__EXERCISE DIRECTIONS__: Repeat, exactly and alone, every line from the line that contains "Read the values" to the end of the entries.

__SUPPLIED INFORMATION__:
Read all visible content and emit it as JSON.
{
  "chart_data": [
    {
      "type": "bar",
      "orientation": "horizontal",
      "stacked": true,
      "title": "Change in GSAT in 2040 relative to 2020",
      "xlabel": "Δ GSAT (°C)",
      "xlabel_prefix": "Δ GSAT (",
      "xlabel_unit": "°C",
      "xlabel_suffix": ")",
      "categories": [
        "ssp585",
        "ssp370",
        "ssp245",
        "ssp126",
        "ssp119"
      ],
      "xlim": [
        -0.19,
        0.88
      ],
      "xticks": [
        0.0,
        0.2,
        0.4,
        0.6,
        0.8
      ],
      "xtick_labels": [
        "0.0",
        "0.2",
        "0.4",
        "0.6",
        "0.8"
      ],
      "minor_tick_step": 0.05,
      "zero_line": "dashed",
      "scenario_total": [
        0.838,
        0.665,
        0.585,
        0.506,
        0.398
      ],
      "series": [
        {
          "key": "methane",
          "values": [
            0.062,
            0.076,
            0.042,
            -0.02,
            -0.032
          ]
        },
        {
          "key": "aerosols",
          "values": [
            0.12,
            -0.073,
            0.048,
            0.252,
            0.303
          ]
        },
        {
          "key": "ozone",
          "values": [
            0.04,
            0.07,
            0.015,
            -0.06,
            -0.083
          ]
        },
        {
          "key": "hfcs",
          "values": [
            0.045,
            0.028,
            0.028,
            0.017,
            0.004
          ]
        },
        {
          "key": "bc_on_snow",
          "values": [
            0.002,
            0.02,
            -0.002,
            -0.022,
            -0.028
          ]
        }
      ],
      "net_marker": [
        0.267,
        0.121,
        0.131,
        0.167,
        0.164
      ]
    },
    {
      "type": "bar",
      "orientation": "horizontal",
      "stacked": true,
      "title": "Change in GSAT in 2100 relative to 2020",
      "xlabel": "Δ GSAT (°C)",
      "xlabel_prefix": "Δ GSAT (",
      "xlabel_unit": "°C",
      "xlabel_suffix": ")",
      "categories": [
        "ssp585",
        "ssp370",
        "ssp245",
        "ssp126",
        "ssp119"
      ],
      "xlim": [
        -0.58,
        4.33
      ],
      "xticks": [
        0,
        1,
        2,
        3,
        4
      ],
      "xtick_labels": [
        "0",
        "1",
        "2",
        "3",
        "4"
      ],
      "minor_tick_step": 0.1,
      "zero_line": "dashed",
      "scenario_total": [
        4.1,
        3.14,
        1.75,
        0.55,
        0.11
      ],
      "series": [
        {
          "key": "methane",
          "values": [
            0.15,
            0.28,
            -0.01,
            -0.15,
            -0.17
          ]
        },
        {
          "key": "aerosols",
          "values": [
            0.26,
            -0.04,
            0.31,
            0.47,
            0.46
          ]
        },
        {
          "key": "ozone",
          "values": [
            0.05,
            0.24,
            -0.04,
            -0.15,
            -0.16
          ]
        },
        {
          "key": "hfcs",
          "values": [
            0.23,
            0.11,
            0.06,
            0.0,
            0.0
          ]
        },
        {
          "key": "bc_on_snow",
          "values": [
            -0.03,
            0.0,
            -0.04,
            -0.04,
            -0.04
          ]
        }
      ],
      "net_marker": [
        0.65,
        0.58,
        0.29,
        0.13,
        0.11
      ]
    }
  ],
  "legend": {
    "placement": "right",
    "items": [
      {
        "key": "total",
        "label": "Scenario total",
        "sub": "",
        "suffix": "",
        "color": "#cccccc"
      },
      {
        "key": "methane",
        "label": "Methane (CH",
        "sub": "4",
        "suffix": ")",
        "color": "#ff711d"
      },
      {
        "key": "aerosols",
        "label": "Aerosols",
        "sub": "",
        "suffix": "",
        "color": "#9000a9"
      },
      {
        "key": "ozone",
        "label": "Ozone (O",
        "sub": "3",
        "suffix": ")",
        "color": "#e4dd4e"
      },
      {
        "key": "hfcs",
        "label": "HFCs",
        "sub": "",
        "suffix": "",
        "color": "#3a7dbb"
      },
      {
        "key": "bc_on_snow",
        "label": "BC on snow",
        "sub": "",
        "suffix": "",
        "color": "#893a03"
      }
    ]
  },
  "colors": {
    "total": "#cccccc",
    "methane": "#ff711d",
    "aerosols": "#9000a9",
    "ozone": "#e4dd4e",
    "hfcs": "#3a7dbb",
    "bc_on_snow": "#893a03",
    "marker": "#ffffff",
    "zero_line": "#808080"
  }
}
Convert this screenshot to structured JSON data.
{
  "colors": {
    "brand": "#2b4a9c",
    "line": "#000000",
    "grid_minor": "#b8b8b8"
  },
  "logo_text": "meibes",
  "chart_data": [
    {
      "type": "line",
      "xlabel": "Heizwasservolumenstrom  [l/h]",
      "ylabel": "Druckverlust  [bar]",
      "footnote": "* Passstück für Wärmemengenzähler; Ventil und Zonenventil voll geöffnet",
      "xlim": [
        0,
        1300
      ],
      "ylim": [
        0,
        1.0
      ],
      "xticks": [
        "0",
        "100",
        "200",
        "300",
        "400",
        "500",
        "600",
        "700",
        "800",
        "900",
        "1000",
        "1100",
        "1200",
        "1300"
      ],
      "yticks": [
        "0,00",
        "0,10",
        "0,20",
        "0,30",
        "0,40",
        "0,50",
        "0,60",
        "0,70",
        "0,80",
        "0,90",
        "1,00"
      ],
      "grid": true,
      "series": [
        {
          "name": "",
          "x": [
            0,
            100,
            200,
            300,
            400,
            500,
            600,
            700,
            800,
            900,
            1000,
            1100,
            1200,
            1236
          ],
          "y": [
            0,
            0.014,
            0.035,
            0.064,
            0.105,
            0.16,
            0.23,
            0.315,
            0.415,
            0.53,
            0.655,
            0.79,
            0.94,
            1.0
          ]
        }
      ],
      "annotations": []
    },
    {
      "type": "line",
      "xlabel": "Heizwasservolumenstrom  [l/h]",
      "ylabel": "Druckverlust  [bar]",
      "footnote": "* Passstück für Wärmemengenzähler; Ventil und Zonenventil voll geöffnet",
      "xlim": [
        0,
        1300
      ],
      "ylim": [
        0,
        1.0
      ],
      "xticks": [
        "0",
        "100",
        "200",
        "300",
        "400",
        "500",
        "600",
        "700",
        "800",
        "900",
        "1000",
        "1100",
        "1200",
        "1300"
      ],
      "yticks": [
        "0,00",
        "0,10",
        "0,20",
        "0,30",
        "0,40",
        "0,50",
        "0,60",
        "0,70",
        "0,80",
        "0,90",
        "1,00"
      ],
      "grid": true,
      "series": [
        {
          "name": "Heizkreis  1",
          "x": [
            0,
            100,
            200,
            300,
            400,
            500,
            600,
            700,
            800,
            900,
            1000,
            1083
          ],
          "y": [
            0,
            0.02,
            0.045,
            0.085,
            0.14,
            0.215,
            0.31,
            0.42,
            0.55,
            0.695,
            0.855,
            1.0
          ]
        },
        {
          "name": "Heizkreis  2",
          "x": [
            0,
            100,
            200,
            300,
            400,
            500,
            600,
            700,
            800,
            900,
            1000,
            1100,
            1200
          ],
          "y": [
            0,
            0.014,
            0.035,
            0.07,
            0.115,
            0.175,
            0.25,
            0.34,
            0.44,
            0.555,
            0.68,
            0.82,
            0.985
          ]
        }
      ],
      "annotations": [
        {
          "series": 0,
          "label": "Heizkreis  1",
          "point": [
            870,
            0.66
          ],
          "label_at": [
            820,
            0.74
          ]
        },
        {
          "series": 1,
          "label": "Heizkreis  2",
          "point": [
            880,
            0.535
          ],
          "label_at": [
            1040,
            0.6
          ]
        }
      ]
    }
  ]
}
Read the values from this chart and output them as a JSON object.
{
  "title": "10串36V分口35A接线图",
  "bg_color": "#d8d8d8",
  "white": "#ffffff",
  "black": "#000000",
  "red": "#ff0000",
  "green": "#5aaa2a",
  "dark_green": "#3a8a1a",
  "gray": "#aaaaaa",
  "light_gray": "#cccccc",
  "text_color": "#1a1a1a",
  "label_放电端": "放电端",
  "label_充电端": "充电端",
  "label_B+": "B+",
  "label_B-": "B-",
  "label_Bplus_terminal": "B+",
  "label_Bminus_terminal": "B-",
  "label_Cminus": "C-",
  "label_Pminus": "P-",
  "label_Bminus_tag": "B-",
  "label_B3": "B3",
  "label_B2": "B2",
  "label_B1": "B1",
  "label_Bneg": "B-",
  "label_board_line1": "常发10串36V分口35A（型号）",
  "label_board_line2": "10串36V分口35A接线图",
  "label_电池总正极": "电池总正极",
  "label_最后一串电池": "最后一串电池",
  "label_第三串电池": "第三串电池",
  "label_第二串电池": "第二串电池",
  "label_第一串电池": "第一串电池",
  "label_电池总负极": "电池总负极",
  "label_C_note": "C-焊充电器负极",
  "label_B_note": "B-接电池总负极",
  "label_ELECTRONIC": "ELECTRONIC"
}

__COMPLETE ANSWER__:
Read the values from this chart and output them as a JSON object.
{
  "title": "10串36V分口35A接线图",
  "bg_color": "#d8d8d8",
  "white": "#ffffff",
  "black": "#000000",
  "red": "#ff0000",
  "green": "#5aaa2a",
  "dark_green": "#3a8a1a",
  "gray": "#aaaaaa",
  "light_gray": "#cccccc",
  "text_color": "#1a1a1a",
  "label_放电端": "放电端",
  "label_充电端": "充电端",
  "label_B+": "B+",
  "label_B-": "B-",
  "label_Bplus_terminal": "B+",
  "label_Bminus_terminal": "B-",
  "label_Cminus": "C-",
  "label_Pminus": "P-",
  "label_Bminus_tag": "B-",
  "label_B3": "B3",
  "label_B2": "B2",
  "label_B1": "B1",
  "label_Bneg": "B-",
  "label_board_line1": "常发10串36V分口35A（型号）",
  "label_board_line2": "10串36V分口35A接线图",
  "label_电池总正极": "电池总正极",
  "label_最后一串电池": "最后一串电池",
  "label_第三串电池": "第三串电池",
  "label_第二串电池": "第二串电池",
  "label_第一串电池": "第一串电池",
  "label_电池总负极": "电池总负极",
  "label_C_note": "C-焊充电器负极",
  "label_B_note": "B-接电池总负极",
  "label_ELECTRONIC": "ELECTRONIC"
}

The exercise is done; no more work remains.